THE TASK: Every line that holds the string "Svakodnevno" is to be identified and copied.

ENTRIES SUPPLIED:
<<<<

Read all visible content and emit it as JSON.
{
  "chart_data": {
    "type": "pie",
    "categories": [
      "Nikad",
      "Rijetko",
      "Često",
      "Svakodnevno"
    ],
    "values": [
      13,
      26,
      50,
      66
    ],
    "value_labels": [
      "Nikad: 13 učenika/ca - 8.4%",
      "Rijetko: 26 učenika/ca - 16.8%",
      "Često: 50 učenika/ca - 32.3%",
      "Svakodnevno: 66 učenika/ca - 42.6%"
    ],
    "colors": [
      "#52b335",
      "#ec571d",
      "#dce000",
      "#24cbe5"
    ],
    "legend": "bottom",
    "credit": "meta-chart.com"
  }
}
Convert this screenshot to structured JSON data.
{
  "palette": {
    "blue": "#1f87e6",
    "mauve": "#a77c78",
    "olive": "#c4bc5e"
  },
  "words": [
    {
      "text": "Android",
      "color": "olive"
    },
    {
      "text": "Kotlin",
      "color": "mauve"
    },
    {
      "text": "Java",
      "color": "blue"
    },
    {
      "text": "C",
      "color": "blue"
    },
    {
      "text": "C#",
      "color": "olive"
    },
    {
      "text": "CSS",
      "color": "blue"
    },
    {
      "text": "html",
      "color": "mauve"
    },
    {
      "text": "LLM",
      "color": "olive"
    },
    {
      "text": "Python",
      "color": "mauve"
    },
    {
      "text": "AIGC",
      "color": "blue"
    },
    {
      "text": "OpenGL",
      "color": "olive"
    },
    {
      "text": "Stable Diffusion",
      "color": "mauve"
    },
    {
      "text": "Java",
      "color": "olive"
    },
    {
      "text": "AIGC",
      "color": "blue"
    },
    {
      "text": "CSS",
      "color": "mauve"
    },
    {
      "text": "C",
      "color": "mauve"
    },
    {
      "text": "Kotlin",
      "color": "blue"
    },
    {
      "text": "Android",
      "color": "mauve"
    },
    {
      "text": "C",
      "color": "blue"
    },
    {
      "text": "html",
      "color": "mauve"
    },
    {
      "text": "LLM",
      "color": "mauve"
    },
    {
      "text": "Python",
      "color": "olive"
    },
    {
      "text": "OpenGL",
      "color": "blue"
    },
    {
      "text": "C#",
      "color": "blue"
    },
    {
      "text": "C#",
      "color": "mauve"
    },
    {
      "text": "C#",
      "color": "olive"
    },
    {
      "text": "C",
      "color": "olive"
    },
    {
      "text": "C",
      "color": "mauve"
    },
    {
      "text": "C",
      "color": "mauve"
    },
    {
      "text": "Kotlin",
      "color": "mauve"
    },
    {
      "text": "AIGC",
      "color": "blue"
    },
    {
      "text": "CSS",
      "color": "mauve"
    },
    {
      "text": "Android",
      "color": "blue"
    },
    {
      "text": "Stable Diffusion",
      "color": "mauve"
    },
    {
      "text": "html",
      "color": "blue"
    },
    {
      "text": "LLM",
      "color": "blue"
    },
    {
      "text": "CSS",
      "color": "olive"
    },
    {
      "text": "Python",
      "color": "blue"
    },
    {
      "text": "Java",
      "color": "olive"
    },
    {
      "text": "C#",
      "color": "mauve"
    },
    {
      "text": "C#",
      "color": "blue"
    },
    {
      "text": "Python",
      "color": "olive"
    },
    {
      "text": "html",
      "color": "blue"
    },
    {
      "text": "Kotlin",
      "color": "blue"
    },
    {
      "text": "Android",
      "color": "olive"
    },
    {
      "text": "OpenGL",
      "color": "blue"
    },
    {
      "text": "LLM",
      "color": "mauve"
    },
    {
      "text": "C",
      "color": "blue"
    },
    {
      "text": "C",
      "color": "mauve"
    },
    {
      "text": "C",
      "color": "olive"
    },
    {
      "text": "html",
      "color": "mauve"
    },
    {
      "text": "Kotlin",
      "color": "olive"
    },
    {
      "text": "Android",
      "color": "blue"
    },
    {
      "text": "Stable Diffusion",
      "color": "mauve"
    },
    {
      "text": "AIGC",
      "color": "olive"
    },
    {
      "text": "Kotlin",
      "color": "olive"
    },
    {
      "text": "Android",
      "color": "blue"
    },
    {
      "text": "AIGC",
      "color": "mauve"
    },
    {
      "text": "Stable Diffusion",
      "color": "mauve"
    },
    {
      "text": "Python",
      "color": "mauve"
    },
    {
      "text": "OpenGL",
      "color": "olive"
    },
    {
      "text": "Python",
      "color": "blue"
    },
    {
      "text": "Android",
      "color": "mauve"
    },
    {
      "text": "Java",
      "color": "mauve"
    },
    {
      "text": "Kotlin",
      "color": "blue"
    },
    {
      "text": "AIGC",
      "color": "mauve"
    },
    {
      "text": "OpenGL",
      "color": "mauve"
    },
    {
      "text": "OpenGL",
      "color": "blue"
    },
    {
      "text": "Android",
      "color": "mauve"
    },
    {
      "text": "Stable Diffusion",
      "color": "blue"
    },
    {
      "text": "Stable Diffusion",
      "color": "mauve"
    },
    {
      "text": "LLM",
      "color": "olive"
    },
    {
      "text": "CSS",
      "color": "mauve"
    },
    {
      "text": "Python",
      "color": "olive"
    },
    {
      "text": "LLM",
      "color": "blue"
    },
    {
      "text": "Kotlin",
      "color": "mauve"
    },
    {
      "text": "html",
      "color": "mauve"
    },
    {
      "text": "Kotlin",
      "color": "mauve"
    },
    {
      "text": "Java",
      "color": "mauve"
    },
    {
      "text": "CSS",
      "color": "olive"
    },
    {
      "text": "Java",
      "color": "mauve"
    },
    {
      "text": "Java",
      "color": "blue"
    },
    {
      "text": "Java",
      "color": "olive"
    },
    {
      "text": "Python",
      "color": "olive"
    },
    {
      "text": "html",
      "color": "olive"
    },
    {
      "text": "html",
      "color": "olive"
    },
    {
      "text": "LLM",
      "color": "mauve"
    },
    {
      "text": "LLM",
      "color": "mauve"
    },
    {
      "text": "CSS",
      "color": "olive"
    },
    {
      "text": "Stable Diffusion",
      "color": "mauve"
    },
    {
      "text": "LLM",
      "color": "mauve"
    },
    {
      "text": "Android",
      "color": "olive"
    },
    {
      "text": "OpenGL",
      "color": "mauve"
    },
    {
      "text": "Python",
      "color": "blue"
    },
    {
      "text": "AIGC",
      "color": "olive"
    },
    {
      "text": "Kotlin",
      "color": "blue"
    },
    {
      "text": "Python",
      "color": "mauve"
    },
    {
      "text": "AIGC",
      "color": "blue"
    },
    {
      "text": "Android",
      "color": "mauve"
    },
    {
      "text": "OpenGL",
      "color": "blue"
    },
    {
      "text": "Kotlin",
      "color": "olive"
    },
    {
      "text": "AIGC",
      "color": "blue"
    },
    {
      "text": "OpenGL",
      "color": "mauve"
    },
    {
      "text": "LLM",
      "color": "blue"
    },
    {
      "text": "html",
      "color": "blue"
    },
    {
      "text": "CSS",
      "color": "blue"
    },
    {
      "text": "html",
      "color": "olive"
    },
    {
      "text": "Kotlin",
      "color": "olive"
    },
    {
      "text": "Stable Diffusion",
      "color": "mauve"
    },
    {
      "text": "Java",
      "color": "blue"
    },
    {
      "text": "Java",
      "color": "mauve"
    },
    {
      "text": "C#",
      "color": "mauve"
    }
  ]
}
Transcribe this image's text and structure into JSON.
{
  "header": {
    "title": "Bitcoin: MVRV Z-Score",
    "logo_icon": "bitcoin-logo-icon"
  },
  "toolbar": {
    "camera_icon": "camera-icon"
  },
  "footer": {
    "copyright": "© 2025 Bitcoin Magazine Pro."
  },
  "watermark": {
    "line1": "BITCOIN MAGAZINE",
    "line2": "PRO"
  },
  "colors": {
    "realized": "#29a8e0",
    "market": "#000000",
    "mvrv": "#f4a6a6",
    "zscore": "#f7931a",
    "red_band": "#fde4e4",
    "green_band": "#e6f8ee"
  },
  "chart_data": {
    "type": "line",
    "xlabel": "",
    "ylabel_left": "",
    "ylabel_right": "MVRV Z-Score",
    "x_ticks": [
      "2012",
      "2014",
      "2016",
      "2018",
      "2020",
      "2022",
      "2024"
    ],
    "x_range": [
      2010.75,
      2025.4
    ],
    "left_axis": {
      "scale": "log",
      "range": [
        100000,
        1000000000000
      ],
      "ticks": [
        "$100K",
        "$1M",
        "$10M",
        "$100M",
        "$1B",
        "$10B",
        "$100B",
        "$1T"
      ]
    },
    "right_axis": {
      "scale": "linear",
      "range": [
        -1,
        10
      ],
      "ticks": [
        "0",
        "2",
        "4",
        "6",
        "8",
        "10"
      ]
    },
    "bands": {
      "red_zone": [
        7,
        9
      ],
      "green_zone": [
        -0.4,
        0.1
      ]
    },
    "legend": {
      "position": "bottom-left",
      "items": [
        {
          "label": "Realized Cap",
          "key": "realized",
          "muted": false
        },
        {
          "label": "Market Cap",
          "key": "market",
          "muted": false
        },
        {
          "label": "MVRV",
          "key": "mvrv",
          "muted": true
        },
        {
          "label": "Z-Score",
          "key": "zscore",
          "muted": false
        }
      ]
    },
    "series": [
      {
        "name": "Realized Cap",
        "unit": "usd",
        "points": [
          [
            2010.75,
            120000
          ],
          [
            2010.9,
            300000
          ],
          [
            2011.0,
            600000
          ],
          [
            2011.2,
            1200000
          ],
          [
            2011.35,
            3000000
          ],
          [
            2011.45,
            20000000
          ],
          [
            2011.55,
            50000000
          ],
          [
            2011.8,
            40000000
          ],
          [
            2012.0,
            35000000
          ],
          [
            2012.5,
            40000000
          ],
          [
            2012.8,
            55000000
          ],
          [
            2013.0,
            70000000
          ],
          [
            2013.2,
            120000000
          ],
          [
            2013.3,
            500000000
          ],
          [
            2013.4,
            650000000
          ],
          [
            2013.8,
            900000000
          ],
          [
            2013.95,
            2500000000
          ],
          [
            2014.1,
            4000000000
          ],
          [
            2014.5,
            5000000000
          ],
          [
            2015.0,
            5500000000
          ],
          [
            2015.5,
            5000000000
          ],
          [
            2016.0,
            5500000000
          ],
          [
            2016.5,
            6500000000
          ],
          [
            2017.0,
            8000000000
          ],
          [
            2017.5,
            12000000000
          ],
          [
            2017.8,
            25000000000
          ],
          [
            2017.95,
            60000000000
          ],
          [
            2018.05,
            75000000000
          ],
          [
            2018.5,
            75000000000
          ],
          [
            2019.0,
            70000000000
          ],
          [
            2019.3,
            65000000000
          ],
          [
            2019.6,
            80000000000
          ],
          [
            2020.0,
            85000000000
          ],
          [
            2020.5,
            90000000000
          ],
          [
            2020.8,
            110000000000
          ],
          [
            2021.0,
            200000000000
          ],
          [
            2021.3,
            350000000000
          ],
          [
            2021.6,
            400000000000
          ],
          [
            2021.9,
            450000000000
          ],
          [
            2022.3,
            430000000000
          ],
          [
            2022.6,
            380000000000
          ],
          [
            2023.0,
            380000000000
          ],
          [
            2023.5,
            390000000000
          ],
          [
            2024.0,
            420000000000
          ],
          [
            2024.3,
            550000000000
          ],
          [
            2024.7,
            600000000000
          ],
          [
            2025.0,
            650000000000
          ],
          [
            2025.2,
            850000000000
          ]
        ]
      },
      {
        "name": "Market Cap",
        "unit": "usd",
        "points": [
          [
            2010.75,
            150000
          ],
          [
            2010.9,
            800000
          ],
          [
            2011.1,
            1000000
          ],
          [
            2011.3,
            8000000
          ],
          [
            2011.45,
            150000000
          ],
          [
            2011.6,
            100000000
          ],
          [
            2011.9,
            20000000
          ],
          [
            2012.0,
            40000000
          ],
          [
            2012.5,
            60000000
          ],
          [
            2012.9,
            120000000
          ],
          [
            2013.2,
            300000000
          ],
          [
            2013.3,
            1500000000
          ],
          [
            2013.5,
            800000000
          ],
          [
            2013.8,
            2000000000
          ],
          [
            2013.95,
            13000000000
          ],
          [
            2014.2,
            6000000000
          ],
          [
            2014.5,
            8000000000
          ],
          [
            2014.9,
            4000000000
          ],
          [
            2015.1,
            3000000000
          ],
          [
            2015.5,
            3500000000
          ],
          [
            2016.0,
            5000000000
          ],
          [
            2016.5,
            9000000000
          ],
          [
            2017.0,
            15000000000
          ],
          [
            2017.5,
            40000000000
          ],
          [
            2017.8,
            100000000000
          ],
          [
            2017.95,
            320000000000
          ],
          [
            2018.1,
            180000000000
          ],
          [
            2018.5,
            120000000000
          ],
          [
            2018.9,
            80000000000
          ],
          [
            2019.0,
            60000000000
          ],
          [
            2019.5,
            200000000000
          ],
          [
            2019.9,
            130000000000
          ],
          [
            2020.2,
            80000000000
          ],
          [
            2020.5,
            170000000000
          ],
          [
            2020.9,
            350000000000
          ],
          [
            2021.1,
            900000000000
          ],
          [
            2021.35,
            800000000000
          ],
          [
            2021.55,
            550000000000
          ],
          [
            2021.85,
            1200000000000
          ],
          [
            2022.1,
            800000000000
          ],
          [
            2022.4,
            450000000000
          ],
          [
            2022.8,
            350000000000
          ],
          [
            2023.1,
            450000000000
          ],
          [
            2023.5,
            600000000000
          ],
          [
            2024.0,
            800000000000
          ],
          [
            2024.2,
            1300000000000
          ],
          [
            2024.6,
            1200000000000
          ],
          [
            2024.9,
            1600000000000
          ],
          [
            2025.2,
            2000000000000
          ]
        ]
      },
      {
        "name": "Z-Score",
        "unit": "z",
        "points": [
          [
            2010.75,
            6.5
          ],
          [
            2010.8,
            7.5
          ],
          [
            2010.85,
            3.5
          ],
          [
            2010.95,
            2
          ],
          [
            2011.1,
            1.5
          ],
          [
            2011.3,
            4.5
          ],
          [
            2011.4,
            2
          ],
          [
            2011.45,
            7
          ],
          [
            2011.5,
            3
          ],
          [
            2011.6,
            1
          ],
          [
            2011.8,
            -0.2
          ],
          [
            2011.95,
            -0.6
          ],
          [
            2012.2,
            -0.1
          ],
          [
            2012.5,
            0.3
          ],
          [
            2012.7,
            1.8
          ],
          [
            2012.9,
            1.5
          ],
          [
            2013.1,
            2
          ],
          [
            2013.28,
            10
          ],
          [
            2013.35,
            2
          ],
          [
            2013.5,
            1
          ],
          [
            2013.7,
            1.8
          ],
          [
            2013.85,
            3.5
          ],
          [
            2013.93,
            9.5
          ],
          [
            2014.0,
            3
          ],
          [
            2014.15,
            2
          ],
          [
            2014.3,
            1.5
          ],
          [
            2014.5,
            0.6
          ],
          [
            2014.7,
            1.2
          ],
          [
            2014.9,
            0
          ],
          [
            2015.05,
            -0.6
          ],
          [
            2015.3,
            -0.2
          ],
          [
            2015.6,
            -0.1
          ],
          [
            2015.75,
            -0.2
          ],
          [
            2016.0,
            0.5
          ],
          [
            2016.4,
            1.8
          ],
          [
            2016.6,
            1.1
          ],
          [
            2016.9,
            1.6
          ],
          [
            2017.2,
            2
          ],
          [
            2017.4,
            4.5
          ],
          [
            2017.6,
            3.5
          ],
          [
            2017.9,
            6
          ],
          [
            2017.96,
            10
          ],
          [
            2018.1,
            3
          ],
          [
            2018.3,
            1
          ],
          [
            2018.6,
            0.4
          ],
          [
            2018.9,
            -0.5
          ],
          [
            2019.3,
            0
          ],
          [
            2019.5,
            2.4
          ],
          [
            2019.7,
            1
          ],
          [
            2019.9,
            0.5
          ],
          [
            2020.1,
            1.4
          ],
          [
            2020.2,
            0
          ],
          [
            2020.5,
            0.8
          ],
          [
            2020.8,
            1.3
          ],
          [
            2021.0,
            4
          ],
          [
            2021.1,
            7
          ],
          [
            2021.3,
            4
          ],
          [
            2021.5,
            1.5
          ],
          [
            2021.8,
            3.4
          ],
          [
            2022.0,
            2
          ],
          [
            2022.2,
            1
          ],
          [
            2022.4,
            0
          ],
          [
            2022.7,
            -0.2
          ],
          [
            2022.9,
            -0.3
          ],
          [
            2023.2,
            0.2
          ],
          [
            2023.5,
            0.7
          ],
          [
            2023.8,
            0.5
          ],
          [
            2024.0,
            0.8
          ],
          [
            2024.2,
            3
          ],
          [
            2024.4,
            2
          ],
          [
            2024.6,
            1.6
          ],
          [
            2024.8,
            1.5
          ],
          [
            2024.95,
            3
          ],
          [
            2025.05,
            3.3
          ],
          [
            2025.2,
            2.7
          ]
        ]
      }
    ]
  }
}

>>>>

ANSWER:
      "Svakodnevno"
      "Svakodnevno: 66 učenika/ca - 42.6%"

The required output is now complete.